## Entries shown
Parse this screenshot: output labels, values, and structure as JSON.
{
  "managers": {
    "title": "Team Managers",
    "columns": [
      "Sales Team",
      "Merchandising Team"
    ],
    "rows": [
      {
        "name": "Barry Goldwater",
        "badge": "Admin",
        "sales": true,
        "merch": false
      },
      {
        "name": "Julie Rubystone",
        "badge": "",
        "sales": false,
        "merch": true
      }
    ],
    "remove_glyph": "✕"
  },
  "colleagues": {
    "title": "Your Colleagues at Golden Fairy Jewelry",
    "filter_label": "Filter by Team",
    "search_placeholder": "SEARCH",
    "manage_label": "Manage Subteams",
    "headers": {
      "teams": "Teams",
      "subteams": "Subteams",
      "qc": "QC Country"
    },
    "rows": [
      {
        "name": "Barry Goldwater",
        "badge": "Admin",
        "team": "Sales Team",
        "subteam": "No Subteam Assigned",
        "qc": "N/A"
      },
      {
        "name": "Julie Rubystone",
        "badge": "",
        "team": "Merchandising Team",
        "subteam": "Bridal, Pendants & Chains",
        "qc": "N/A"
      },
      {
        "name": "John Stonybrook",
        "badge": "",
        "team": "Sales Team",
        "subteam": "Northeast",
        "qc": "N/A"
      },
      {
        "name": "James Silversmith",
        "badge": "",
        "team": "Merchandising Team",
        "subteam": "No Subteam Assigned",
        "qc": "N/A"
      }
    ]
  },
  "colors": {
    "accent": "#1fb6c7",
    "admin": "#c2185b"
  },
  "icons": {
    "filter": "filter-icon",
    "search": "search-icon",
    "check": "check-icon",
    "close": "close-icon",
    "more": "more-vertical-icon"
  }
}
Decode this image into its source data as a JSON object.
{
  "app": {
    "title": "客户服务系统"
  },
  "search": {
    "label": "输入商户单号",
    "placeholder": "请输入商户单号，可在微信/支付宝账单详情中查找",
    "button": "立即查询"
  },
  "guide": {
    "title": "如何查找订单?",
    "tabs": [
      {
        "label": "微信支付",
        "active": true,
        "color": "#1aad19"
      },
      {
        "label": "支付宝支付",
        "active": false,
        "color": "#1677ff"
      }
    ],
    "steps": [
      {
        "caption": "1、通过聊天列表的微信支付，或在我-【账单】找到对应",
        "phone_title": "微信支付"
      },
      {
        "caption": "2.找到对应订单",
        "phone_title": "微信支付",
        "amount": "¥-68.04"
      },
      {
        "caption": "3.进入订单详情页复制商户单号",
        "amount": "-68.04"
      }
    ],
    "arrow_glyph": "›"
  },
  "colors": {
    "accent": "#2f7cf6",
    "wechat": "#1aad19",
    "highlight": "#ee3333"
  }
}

## Given problem
Copy each line of the preceding data that contains the string "JSON".

## Solution for this task
Parse this screenshot: output labels, values, and structure as JSON.
Decode this image into its source data as a JSON object.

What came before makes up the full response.